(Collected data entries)
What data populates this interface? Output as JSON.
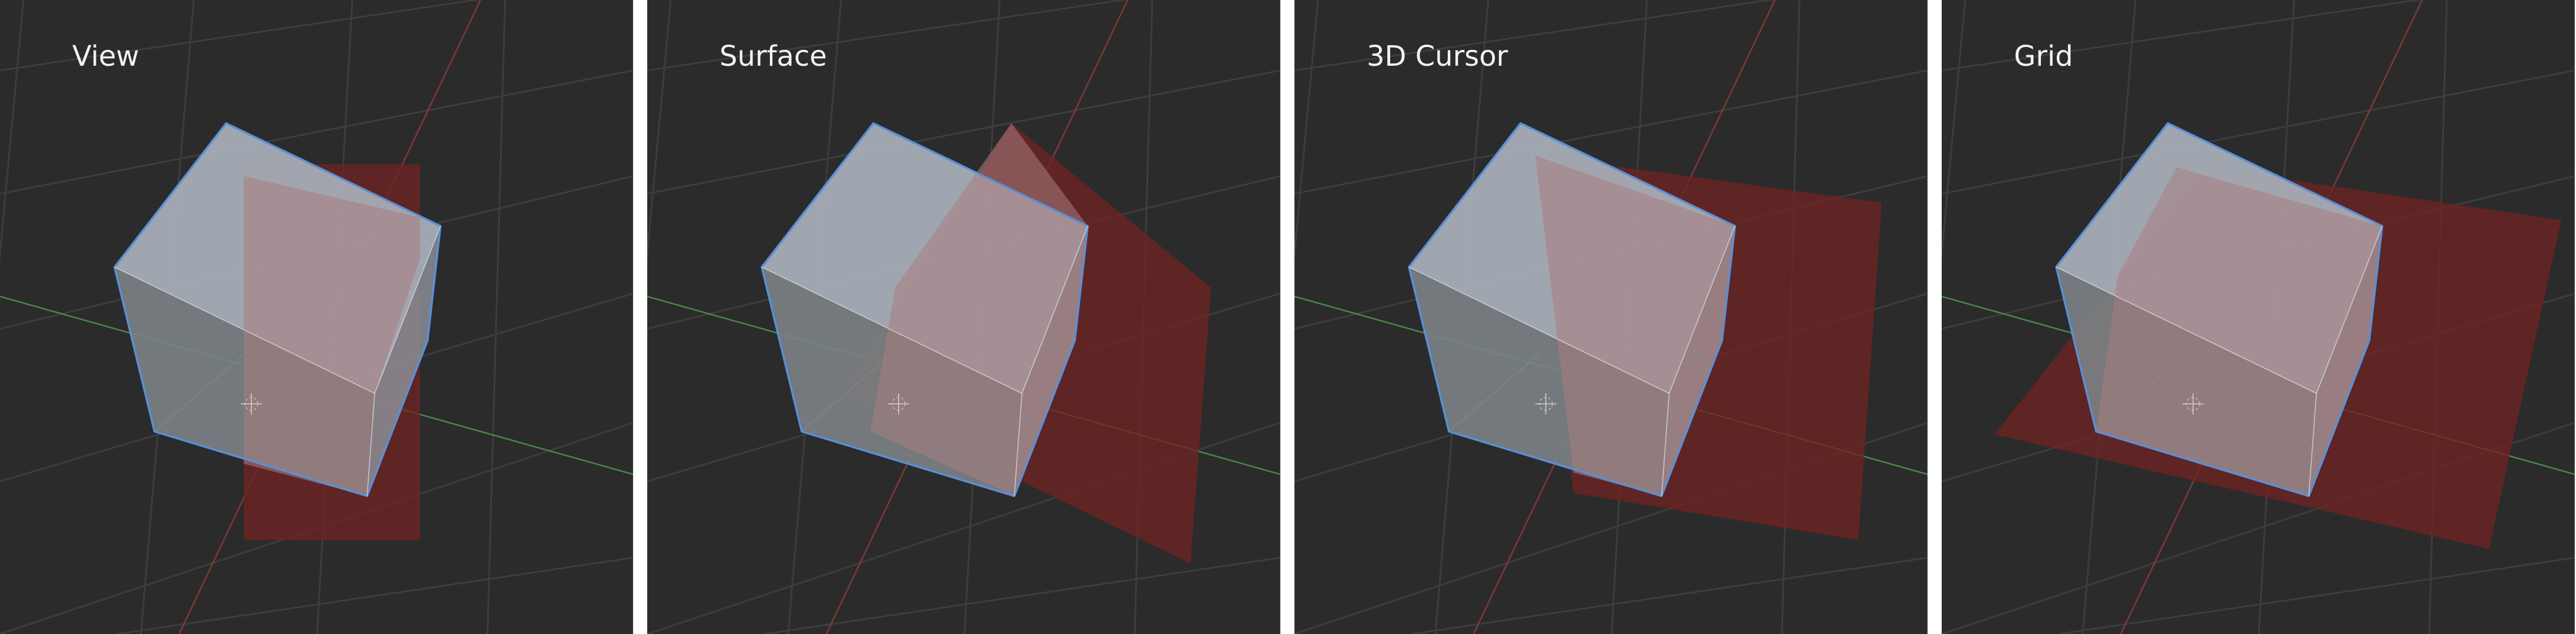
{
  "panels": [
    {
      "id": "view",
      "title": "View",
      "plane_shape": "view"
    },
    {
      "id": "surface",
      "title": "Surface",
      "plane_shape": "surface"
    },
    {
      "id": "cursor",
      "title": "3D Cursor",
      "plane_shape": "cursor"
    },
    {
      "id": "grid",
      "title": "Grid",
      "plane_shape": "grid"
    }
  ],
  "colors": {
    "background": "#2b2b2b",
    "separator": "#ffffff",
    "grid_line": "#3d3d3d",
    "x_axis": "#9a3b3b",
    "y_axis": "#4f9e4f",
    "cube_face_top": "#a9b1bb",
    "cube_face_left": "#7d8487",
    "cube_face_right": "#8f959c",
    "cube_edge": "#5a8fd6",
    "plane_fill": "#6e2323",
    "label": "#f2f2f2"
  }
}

...

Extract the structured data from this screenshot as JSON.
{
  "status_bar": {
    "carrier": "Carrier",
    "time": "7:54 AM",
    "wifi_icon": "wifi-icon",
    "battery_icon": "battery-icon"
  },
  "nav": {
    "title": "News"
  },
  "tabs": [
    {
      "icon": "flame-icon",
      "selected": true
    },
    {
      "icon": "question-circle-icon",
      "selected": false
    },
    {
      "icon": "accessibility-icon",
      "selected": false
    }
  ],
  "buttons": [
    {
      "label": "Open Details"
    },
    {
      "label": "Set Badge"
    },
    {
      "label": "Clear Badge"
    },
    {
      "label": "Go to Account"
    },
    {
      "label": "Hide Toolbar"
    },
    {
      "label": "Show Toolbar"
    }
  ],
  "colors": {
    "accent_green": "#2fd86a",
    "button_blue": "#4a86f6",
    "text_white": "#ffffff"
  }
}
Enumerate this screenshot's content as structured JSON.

## WORK REQUIRED
Go through the material line by line. Show each line that contains the string "title".

## RESPONSE TO THIS TASK
      "title": "View",
      "title": "Surface",
      "title": "3D Cursor",
      "title": "Grid",
    "title": "News"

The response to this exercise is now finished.